**Problem details:** In your copy, leave out the pictures and repeat the entries below exactly.

**Recorded information:**
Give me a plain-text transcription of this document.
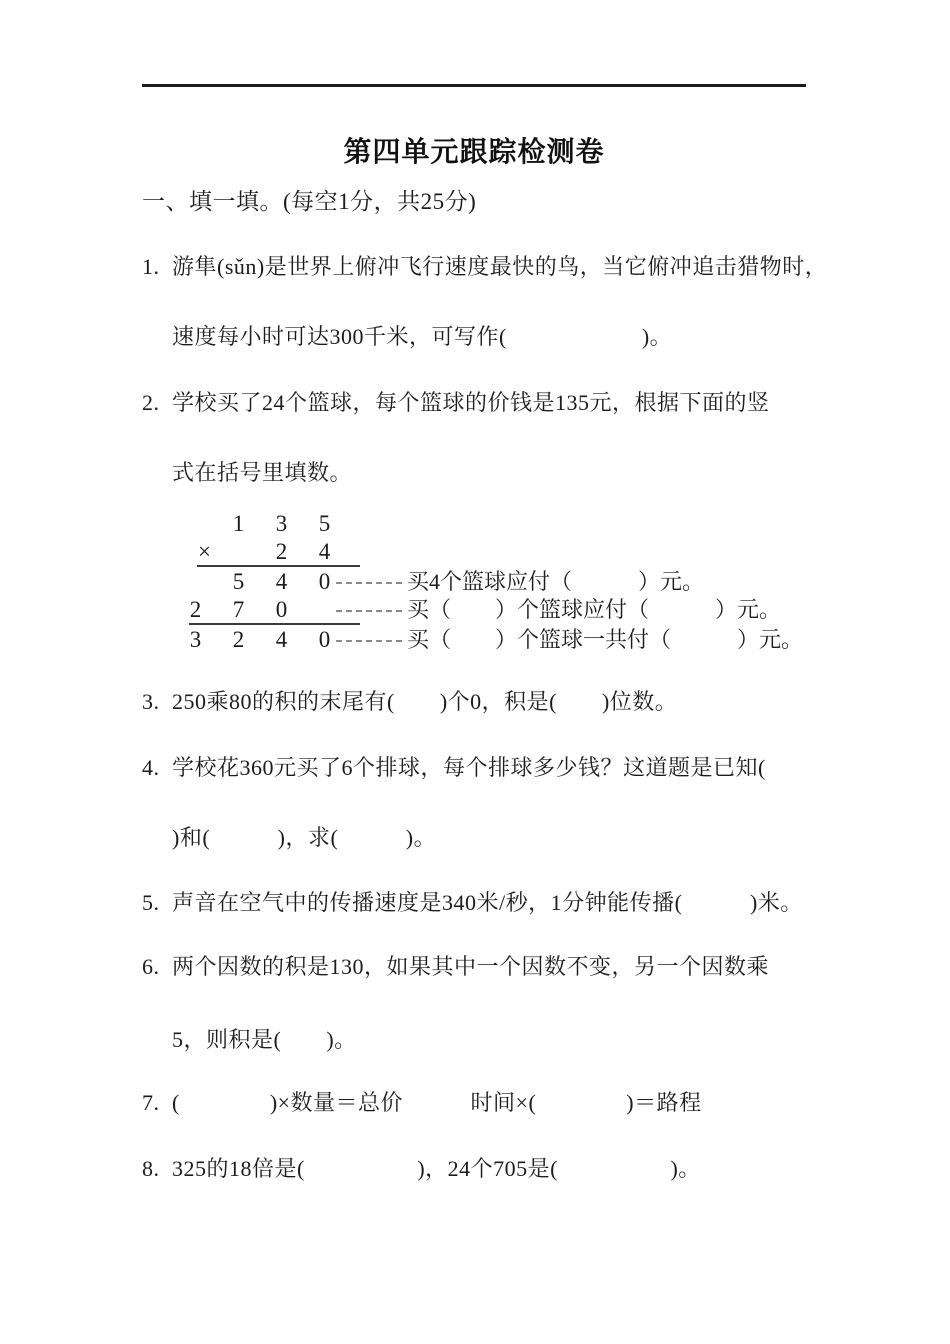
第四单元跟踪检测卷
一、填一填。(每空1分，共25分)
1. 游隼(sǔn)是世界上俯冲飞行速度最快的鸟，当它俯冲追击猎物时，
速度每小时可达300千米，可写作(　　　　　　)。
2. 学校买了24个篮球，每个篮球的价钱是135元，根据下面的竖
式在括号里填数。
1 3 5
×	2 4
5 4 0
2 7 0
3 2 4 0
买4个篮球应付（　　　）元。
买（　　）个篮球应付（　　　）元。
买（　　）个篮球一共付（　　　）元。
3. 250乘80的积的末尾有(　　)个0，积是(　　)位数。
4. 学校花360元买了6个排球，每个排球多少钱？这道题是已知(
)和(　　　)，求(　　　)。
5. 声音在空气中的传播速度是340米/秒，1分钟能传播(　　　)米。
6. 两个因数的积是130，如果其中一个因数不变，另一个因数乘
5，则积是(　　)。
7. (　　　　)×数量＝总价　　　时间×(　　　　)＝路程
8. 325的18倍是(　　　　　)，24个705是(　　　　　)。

**Right answer:**
Give me a plain-text transcription of this document.
第四单元跟踪检测卷
一、填一填。(每空1分，共25分)
1. 游隼(sǔn)是世界上俯冲飞行速度最快的鸟，当它俯冲追击猎物时，
速度每小时可达300千米，可写作(　　　　　　)。
2. 学校买了24个篮球，每个篮球的价钱是135元，根据下面的竖
式在括号里填数。
1 3 5
×	2 4
5 4 0
2 7 0
3 2 4 0
买4个篮球应付（　　　）元。
买（　　）个篮球应付（　　　）元。
买（　　）个篮球一共付（　　　）元。
3. 250乘80的积的末尾有(　　)个0，积是(　　)位数。
4. 学校花360元买了6个排球，每个排球多少钱？这道题是已知(
)和(　　　)，求(　　　)。
5. 声音在空气中的传播速度是340米/秒，1分钟能传播(　　　)米。
6. 两个因数的积是130，如果其中一个因数不变，另一个因数乘
5，则积是(　　)。
7. (　　　　)×数量＝总价　　　时间×(　　　　)＝路程
8. 325的18倍是(　　　　　)，24个705是(　　　　　)。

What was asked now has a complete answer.